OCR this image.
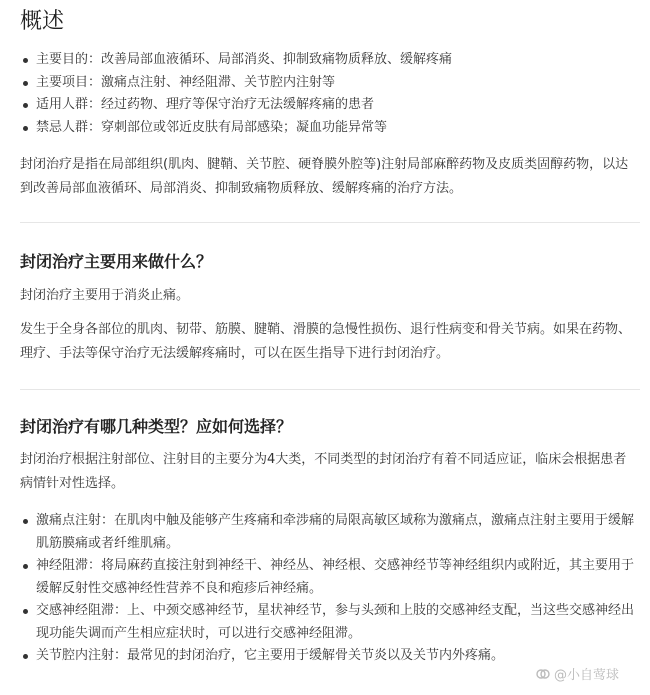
概述
主要目的：改善局部血液循环、局部消炎、抑制致痛物质释放、缓解疼痛
主要项目：激痛点注射、神经阻滞、关节腔内注射等
适用人群：经过药物、理疗等保守治疗无法缓解疼痛的患者
禁忌人群：穿刺部位或邻近皮肤有局部感染；凝血功能异常等

封闭治疗是指在局部组织(肌肉、腱鞘、关节腔、硬脊膜外腔等)注射局部麻醉药物及皮质类固醇药物，以达到改善局部血液循环、局部消炎、抑制致痛物质释放、缓解疼痛的治疗方法。

封闭治疗主要用来做什么？

封闭治疗主要用于消炎止痛。

发生于全身各部位的肌肉、韧带、筋膜、腱鞘、滑膜的急慢性损伤、退行性病变和骨关节病。如果在药物、理疗、手法等保守治疗无法缓解疼痛时，可以在医生指导下进行封闭治疗。

封闭治疗有哪几种类型？应如何选择？

封闭治疗根据注射部位、注射目的主要分为4大类，不同类型的封闭治疗有着不同适应证，临床会根据患者病情针对性选择。

激痛点注射：在肌肉中触及能够产生疼痛和牵涉痛的局限高敏区域称为激痛点，激痛点注射主要用于缓解肌筋膜痛或者纤维肌痛。
神经阻滞：将局麻药直接注射到神经干、神经丛、神经根、交感神经节等神经组织内或附近，其主要用于缓解反射性交感神经性营养不良和疱疹后神经痛。
交感神经阻滞：上、中颈交感神经节，星状神经节，参与头颈和上肢的交感神经支配，当这些交感神经出现功能失调而产生相应症状时，可以进行交感神经阻滞。
关节腔内注射：最常见的封闭治疗，它主要用于缓解骨关节炎以及关节内外疼痛。
@小自莺球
════════
Every line of the data above should be quoted exactly. Omit the pictures.

OCR this image.
概述
主要目的：改善局部血液循环、局部消炎、抑制致痛物质释放、缓解疼痛
主要项目：激痛点注射、神经阻滞、关节腔内注射等
适用人群：经过药物、理疗等保守治疗无法缓解疼痛的患者
禁忌人群：穿刺部位或邻近皮肤有局部感染；凝血功能异常等

封闭治疗是指在局部组织(肌肉、腱鞘、关节腔、硬脊膜外腔等)注射局部麻醉药物及皮质类固醇药物，以达到改善局部血液循环、局部消炎、抑制致痛物质释放、缓解疼痛的治疗方法。

封闭治疗主要用来做什么？

封闭治疗主要用于消炎止痛。

发生于全身各部位的肌肉、韧带、筋膜、腱鞘、滑膜的急慢性损伤、退行性病变和骨关节病。如果在药物、理疗、手法等保守治疗无法缓解疼痛时，可以在医生指导下进行封闭治疗。

封闭治疗有哪几种类型？应如何选择？

封闭治疗根据注射部位、注射目的主要分为4大类，不同类型的封闭治疗有着不同适应证，临床会根据患者病情针对性选择。

激痛点注射：在肌肉中触及能够产生疼痛和牵涉痛的局限高敏区域称为激痛点，激痛点注射主要用于缓解肌筋膜痛或者纤维肌痛。
神经阻滞：将局麻药直接注射到神经干、神经丛、神经根、交感神经节等神经组织内或附近，其主要用于缓解反射性交感神经性营养不良和疱疹后神经痛。
交感神经阻滞：上、中颈交感神经节，星状神经节，参与头颈和上肢的交感神经支配，当这些交感神经出现功能失调而产生相应症状时，可以进行交感神经阻滞。
关节腔内注射：最常见的封闭治疗，它主要用于缓解骨关节炎以及关节内外疼痛。
@小自莺球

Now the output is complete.